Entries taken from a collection
━━━━━━━━━━
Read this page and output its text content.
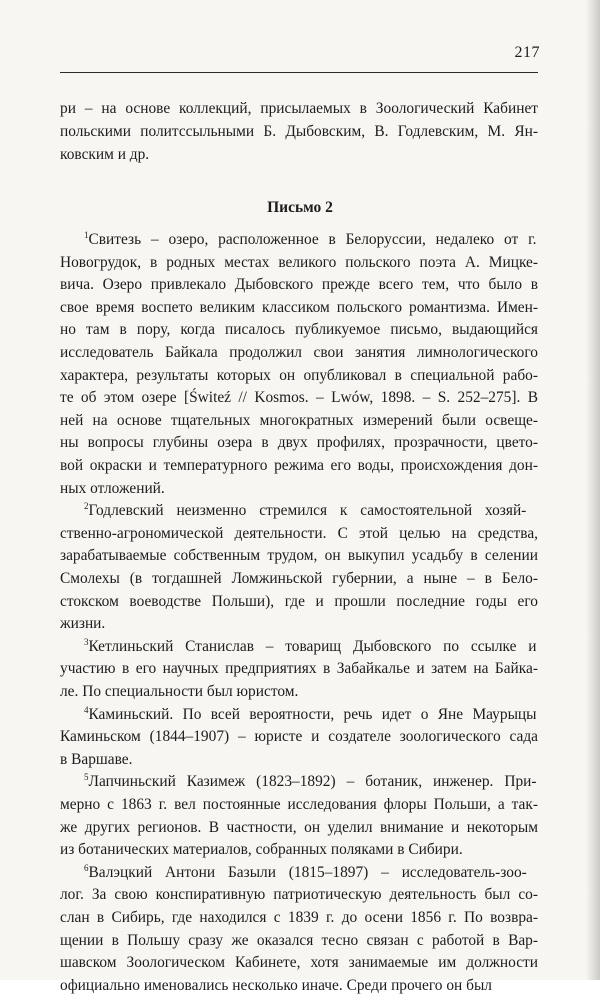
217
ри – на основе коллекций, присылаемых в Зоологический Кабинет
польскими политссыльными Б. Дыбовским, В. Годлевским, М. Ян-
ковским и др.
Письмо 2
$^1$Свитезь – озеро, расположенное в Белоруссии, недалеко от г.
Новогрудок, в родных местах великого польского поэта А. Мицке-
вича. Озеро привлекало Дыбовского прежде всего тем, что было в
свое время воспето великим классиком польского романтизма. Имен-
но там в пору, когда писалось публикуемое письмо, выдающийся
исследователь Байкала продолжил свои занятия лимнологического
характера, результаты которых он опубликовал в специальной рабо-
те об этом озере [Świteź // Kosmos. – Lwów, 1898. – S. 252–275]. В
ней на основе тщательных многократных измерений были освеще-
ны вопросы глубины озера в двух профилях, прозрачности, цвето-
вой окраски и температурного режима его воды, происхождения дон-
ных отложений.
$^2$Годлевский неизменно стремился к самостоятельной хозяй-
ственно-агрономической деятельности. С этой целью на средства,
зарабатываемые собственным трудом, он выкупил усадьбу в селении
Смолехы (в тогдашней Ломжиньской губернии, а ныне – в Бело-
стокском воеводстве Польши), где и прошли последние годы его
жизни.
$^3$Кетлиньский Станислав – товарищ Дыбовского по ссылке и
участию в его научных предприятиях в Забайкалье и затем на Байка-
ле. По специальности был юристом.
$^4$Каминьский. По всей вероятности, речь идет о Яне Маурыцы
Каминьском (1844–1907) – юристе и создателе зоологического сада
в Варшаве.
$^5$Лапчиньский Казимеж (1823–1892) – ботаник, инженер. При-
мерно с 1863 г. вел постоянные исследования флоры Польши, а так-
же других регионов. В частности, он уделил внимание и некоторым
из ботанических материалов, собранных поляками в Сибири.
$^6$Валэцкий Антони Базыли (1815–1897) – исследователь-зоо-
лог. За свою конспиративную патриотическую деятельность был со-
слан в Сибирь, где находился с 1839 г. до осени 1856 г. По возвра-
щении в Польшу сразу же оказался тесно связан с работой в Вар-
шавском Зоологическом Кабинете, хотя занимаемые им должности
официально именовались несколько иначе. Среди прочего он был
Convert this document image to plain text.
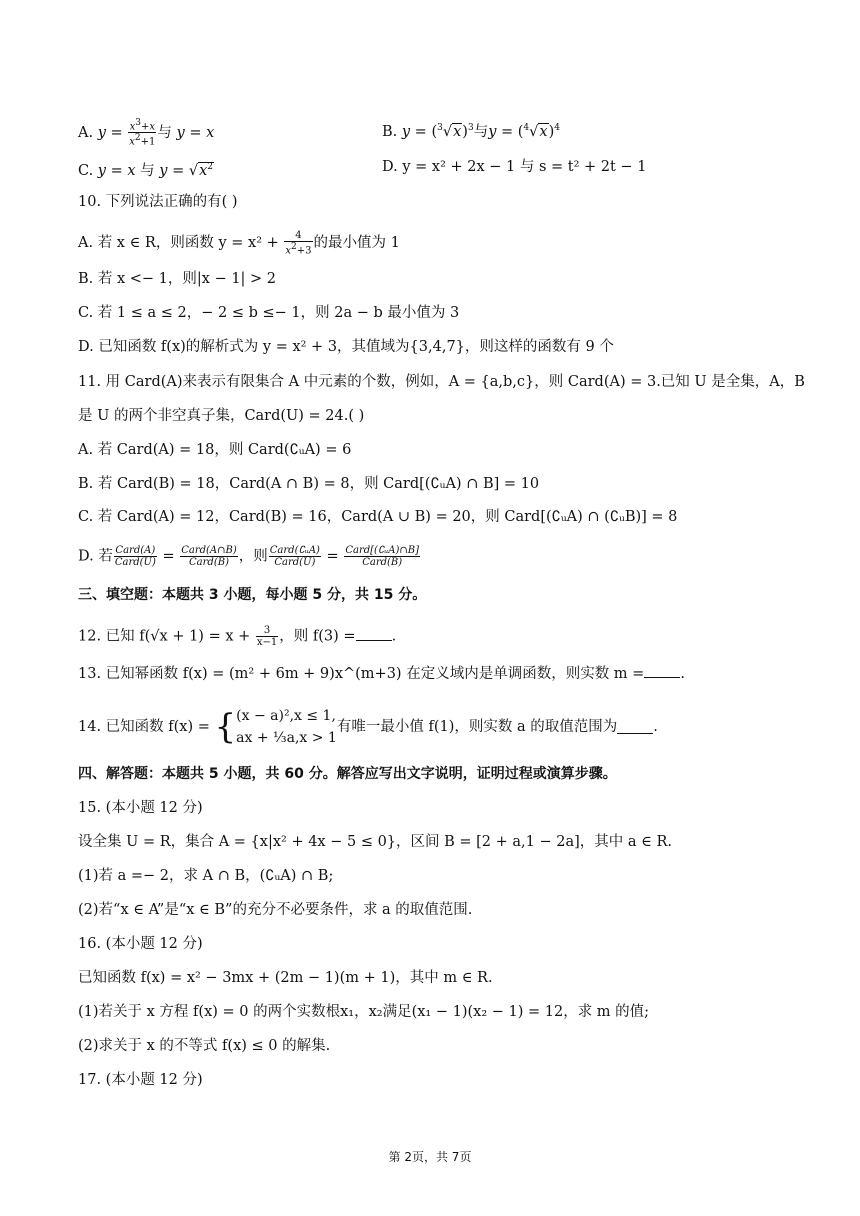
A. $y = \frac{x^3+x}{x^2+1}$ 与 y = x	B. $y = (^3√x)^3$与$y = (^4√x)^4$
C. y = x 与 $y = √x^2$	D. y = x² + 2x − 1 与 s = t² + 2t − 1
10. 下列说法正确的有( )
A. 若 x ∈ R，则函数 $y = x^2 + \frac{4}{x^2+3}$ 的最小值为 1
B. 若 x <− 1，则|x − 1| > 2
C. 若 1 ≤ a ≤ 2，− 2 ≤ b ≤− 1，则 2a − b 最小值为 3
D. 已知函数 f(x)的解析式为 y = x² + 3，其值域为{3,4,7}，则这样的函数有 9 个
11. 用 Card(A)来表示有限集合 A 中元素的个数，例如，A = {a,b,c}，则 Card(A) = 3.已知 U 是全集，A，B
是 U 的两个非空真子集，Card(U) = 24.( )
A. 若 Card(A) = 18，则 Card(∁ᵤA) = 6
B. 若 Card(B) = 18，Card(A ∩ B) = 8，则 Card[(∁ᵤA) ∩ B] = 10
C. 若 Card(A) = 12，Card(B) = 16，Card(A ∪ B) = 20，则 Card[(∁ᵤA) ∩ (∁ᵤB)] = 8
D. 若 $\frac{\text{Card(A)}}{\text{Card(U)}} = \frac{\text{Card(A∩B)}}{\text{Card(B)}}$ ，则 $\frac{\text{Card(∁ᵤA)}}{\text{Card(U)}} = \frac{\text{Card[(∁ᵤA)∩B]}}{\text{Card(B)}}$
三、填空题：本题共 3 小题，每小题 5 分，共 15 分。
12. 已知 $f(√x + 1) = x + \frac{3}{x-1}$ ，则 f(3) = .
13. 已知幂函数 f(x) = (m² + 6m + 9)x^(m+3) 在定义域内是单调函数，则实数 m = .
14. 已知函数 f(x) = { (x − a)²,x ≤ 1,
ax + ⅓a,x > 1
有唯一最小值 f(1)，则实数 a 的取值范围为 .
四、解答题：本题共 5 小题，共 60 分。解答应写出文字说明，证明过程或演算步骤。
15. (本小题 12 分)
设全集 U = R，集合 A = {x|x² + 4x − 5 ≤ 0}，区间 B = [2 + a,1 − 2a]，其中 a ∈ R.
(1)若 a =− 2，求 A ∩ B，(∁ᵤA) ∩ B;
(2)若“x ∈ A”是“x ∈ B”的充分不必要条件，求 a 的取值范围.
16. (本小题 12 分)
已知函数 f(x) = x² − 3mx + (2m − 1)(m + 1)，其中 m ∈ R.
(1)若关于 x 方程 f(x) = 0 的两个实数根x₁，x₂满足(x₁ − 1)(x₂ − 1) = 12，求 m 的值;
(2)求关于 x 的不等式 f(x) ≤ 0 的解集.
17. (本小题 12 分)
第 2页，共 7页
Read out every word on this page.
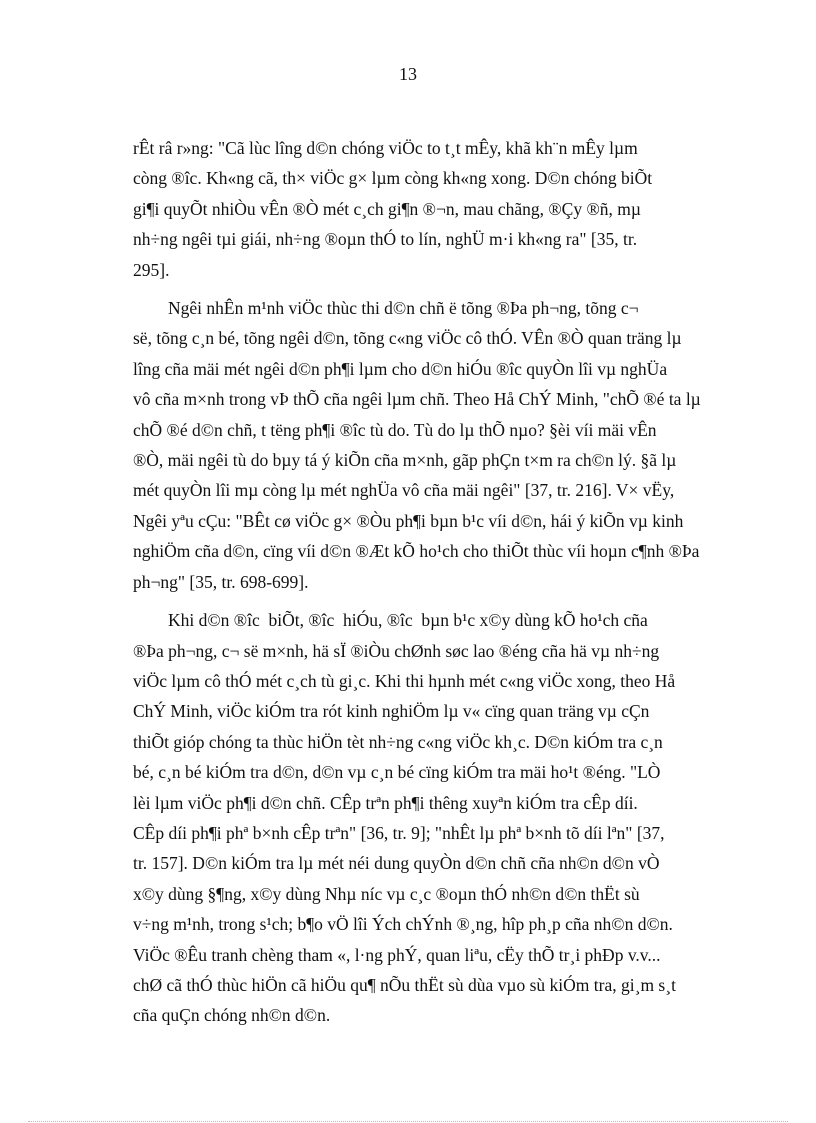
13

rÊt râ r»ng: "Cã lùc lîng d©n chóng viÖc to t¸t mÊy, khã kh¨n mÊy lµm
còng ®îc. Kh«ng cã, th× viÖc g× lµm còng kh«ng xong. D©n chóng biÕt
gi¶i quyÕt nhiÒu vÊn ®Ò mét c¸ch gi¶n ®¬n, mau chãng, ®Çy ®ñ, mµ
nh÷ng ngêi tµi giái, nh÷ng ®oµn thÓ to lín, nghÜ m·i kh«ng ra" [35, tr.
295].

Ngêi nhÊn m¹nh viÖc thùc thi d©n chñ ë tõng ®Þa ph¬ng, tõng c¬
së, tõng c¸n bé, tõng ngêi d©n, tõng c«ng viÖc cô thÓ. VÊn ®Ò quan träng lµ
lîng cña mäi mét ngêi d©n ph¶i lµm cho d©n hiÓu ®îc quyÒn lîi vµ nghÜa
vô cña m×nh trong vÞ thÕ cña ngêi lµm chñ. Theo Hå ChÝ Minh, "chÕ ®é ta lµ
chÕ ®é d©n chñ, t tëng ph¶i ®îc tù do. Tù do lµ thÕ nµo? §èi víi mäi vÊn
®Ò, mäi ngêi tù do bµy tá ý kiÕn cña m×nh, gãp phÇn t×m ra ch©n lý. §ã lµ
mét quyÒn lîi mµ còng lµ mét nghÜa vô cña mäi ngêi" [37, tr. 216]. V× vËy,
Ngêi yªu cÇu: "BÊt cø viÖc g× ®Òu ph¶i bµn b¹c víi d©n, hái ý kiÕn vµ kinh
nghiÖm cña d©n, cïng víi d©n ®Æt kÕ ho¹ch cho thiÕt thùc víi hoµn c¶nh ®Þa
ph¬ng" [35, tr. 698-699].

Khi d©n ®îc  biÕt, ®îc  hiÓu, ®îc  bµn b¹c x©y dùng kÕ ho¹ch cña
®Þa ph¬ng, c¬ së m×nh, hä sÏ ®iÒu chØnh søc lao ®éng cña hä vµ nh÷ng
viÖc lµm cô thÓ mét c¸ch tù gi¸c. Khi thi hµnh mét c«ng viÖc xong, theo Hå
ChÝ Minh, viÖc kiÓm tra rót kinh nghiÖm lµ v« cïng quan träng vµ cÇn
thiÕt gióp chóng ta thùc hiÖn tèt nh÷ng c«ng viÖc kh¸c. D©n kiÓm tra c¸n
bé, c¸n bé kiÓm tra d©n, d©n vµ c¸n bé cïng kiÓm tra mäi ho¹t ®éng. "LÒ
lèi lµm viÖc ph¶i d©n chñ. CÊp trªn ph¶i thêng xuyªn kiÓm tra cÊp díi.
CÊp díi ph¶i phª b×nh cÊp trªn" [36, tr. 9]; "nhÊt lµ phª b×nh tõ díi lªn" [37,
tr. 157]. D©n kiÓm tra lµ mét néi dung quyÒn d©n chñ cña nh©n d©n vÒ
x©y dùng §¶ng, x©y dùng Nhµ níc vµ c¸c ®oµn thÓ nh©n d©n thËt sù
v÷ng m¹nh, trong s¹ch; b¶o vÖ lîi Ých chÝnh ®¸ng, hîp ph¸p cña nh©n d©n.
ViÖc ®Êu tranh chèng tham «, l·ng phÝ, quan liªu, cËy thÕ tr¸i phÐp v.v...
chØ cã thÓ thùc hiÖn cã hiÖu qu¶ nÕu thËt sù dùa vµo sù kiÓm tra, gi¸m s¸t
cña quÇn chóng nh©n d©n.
━━━━━━━━━━
DIRECTIVE. Each line holding "còng" must be found and copied.

FINISHED EXERCISE.
còng ®îc. Kh«ng cã, th× viÖc g× lµm còng kh«ng xong. D©n chóng biÕt
mét quyÒn lîi mµ còng lµ mét nghÜa vô cña mäi ngêi" [37, tr. 216]. V× vËy,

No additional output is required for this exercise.